* _Rows_:
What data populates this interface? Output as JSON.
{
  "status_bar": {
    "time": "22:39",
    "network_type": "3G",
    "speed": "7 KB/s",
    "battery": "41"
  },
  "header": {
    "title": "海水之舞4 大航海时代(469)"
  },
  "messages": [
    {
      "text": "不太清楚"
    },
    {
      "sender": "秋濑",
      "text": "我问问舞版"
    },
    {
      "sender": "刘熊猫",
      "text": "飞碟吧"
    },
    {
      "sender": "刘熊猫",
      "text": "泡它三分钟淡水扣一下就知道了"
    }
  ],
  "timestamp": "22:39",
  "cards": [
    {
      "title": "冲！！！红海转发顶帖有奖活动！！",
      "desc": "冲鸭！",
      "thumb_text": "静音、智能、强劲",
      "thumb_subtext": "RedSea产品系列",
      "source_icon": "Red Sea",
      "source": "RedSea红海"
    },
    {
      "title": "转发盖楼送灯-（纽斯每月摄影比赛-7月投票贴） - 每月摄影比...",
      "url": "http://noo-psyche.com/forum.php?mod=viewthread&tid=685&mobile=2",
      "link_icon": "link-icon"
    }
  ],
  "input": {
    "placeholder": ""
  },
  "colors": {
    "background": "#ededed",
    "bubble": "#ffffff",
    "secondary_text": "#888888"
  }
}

* _Requirement_: Every line above needs to be retyped exactly.

* _Answer to this exercise_:
What data populates this interface? Output as JSON.
{
  "status_bar": {
    "time": "22:39",
    "network_type": "3G",
    "speed": "7 KB/s",
    "battery": "41"
  },
  "header": {
    "title": "海水之舞4 大航海时代(469)"
  },
  "messages": [
    {
      "text": "不太清楚"
    },
    {
      "sender": "秋濑",
      "text": "我问问舞版"
    },
    {
      "sender": "刘熊猫",
      "text": "飞碟吧"
    },
    {
      "sender": "刘熊猫",
      "text": "泡它三分钟淡水扣一下就知道了"
    }
  ],
  "timestamp": "22:39",
  "cards": [
    {
      "title": "冲！！！红海转发顶帖有奖活动！！",
      "desc": "冲鸭！",
      "thumb_text": "静音、智能、强劲",
      "thumb_subtext": "RedSea产品系列",
      "source_icon": "Red Sea",
      "source": "RedSea红海"
    },
    {
      "title": "转发盖楼送灯-（纽斯每月摄影比赛-7月投票贴） - 每月摄影比...",
      "url": "http://noo-psyche.com/forum.php?mod=viewthread&tid=685&mobile=2",
      "link_icon": "link-icon"
    }
  ],
  "input": {
    "placeholder": ""
  },
  "colors": {
    "background": "#ededed",
    "bubble": "#ffffff",
    "secondary_text": "#888888"
  }
}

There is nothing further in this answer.